━━━ Data provided ━━━

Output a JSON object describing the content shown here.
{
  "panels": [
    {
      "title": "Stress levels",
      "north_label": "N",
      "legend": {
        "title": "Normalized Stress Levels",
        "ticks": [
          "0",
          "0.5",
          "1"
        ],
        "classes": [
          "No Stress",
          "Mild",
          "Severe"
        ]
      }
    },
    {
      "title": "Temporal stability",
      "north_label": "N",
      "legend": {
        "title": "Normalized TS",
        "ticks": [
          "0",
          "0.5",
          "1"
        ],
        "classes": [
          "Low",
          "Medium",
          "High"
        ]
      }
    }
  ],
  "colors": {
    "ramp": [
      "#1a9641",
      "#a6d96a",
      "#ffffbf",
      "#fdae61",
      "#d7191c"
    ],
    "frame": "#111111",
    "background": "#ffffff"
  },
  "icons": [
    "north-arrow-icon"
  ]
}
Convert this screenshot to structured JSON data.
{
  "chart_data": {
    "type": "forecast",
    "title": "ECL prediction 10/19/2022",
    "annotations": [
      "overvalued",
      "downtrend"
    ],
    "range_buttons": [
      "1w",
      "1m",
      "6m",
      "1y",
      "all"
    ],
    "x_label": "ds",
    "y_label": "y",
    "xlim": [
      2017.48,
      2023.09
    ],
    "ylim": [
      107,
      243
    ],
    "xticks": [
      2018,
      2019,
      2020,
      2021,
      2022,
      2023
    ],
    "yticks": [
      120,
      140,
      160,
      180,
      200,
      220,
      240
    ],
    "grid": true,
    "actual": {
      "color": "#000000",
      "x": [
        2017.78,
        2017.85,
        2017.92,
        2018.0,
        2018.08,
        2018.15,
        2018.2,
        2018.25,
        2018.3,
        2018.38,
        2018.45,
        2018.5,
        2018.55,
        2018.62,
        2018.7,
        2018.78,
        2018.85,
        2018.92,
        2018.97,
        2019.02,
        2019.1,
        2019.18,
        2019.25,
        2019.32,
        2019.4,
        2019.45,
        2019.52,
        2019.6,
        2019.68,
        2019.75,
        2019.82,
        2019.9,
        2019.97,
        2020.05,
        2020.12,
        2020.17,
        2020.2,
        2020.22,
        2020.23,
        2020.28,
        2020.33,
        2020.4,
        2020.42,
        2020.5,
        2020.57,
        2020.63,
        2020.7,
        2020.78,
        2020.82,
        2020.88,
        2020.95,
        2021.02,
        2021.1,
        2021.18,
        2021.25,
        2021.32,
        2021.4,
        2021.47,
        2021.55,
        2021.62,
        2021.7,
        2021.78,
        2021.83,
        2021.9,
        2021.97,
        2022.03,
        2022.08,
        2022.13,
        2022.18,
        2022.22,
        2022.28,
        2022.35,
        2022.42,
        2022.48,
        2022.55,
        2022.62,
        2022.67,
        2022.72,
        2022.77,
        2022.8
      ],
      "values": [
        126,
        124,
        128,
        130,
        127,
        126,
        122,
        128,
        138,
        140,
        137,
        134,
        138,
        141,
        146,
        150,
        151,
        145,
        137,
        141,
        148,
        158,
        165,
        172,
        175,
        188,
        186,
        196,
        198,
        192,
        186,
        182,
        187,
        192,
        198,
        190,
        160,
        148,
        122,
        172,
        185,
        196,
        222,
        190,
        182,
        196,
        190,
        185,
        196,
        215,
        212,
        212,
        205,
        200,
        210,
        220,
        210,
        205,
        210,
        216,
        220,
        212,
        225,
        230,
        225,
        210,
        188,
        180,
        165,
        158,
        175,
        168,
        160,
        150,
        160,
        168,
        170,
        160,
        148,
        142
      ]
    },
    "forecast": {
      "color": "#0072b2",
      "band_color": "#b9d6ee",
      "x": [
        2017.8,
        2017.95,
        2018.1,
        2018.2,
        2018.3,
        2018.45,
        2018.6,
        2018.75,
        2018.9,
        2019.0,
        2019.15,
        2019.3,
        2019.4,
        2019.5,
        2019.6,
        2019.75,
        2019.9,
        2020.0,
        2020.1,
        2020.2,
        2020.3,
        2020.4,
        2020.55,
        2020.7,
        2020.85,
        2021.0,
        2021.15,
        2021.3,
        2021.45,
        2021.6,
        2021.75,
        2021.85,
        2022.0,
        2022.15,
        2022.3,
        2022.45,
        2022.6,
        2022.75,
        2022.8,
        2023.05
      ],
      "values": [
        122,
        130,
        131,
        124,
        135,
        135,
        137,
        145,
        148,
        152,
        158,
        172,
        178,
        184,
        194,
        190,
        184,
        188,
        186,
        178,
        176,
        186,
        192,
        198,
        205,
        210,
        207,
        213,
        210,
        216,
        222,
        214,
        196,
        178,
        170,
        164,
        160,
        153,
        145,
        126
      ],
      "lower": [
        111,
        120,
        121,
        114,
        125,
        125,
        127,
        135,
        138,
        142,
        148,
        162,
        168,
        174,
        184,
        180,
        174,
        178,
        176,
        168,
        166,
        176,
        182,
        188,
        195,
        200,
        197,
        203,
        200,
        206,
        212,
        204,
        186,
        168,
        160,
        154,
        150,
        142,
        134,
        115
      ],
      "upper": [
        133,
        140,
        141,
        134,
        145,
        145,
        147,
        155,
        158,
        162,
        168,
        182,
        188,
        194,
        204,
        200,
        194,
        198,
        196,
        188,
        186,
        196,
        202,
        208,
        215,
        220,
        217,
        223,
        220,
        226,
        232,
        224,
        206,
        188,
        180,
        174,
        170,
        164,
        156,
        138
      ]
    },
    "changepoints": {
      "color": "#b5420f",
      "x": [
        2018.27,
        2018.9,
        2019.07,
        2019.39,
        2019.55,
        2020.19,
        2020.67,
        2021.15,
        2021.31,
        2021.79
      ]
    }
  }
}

━━━

● **Work to complete**:
Write out the data exactly as it stands.

● **Solution**:
Output a JSON object describing the content shown here.
{
  "panels": [
    {
      "title": "Stress levels",
      "north_label": "N",
      "legend": {
        "title": "Normalized Stress Levels",
        "ticks": [
          "0",
          "0.5",
          "1"
        ],
        "classes": [
          "No Stress",
          "Mild",
          "Severe"
        ]
      }
    },
    {
      "title": "Temporal stability",
      "north_label": "N",
      "legend": {
        "title": "Normalized TS",
        "ticks": [
          "0",
          "0.5",
          "1"
        ],
        "classes": [
          "Low",
          "Medium",
          "High"
        ]
      }
    }
  ],
  "colors": {
    "ramp": [
      "#1a9641",
      "#a6d96a",
      "#ffffbf",
      "#fdae61",
      "#d7191c"
    ],
    "frame": "#111111",
    "background": "#ffffff"
  },
  "icons": [
    "north-arrow-icon"
  ]
}
Convert this screenshot to structured JSON data.
{
  "chart_data": {
    "type": "forecast",
    "title": "ECL prediction 10/19/2022",
    "annotations": [
      "overvalued",
      "downtrend"
    ],
    "range_buttons": [
      "1w",
      "1m",
      "6m",
      "1y",
      "all"
    ],
    "x_label": "ds",
    "y_label": "y",
    "xlim": [
      2017.48,
      2023.09
    ],
    "ylim": [
      107,
      243
    ],
    "xticks": [
      2018,
      2019,
      2020,
      2021,
      2022,
      2023
    ],
    "yticks": [
      120,
      140,
      160,
      180,
      200,
      220,
      240
    ],
    "grid": true,
    "actual": {
      "color": "#000000",
      "x": [
        2017.78,
        2017.85,
        2017.92,
        2018.0,
        2018.08,
        2018.15,
        2018.2,
        2018.25,
        2018.3,
        2018.38,
        2018.45,
        2018.5,
        2018.55,
        2018.62,
        2018.7,
        2018.78,
        2018.85,
        2018.92,
        2018.97,
        2019.02,
        2019.1,
        2019.18,
        2019.25,
        2019.32,
        2019.4,
        2019.45,
        2019.52,
        2019.6,
        2019.68,
        2019.75,
        2019.82,
        2019.9,
        2019.97,
        2020.05,
        2020.12,
        2020.17,
        2020.2,
        2020.22,
        2020.23,
        2020.28,
        2020.33,
        2020.4,
        2020.42,
        2020.5,
        2020.57,
        2020.63,
        2020.7,
        2020.78,
        2020.82,
        2020.88,
        2020.95,
        2021.02,
        2021.1,
        2021.18,
        2021.25,
        2021.32,
        2021.4,
        2021.47,
        2021.55,
        2021.62,
        2021.7,
        2021.78,
        2021.83,
        2021.9,
        2021.97,
        2022.03,
        2022.08,
        2022.13,
        2022.18,
        2022.22,
        2022.28,
        2022.35,
        2022.42,
        2022.48,
        2022.55,
        2022.62,
        2022.67,
        2022.72,
        2022.77,
        2022.8
      ],
      "values": [
        126,
        124,
        128,
        130,
        127,
        126,
        122,
        128,
        138,
        140,
        137,
        134,
        138,
        141,
        146,
        150,
        151,
        145,
        137,
        141,
        148,
        158,
        165,
        172,
        175,
        188,
        186,
        196,
        198,
        192,
        186,
        182,
        187,
        192,
        198,
        190,
        160,
        148,
        122,
        172,
        185,
        196,
        222,
        190,
        182,
        196,
        190,
        185,
        196,
        215,
        212,
        212,
        205,
        200,
        210,
        220,
        210,
        205,
        210,
        216,
        220,
        212,
        225,
        230,
        225,
        210,
        188,
        180,
        165,
        158,
        175,
        168,
        160,
        150,
        160,
        168,
        170,
        160,
        148,
        142
      ]
    },
    "forecast": {
      "color": "#0072b2",
      "band_color": "#b9d6ee",
      "x": [
        2017.8,
        2017.95,
        2018.1,
        2018.2,
        2018.3,
        2018.45,
        2018.6,
        2018.75,
        2018.9,
        2019.0,
        2019.15,
        2019.3,
        2019.4,
        2019.5,
        2019.6,
        2019.75,
        2019.9,
        2020.0,
        2020.1,
        2020.2,
        2020.3,
        2020.4,
        2020.55,
        2020.7,
        2020.85,
        2021.0,
        2021.15,
        2021.3,
        2021.45,
        2021.6,
        2021.75,
        2021.85,
        2022.0,
        2022.15,
        2022.3,
        2022.45,
        2022.6,
        2022.75,
        2022.8,
        2023.05
      ],
      "values": [
        122,
        130,
        131,
        124,
        135,
        135,
        137,
        145,
        148,
        152,
        158,
        172,
        178,
        184,
        194,
        190,
        184,
        188,
        186,
        178,
        176,
        186,
        192,
        198,
        205,
        210,
        207,
        213,
        210,
        216,
        222,
        214,
        196,
        178,
        170,
        164,
        160,
        153,
        145,
        126
      ],
      "lower": [
        111,
        120,
        121,
        114,
        125,
        125,
        127,
        135,
        138,
        142,
        148,
        162,
        168,
        174,
        184,
        180,
        174,
        178,
        176,
        168,
        166,
        176,
        182,
        188,
        195,
        200,
        197,
        203,
        200,
        206,
        212,
        204,
        186,
        168,
        160,
        154,
        150,
        142,
        134,
        115
      ],
      "upper": [
        133,
        140,
        141,
        134,
        145,
        145,
        147,
        155,
        158,
        162,
        168,
        182,
        188,
        194,
        204,
        200,
        194,
        198,
        196,
        188,
        186,
        196,
        202,
        208,
        215,
        220,
        217,
        223,
        220,
        226,
        232,
        224,
        206,
        188,
        180,
        174,
        170,
        164,
        156,
        138
      ]
    },
    "changepoints": {
      "color": "#b5420f",
      "x": [
        2018.27,
        2018.9,
        2019.07,
        2019.39,
        2019.55,
        2020.19,
        2020.67,
        2021.15,
        2021.31,
        2021.79
      ]
    }
  }
}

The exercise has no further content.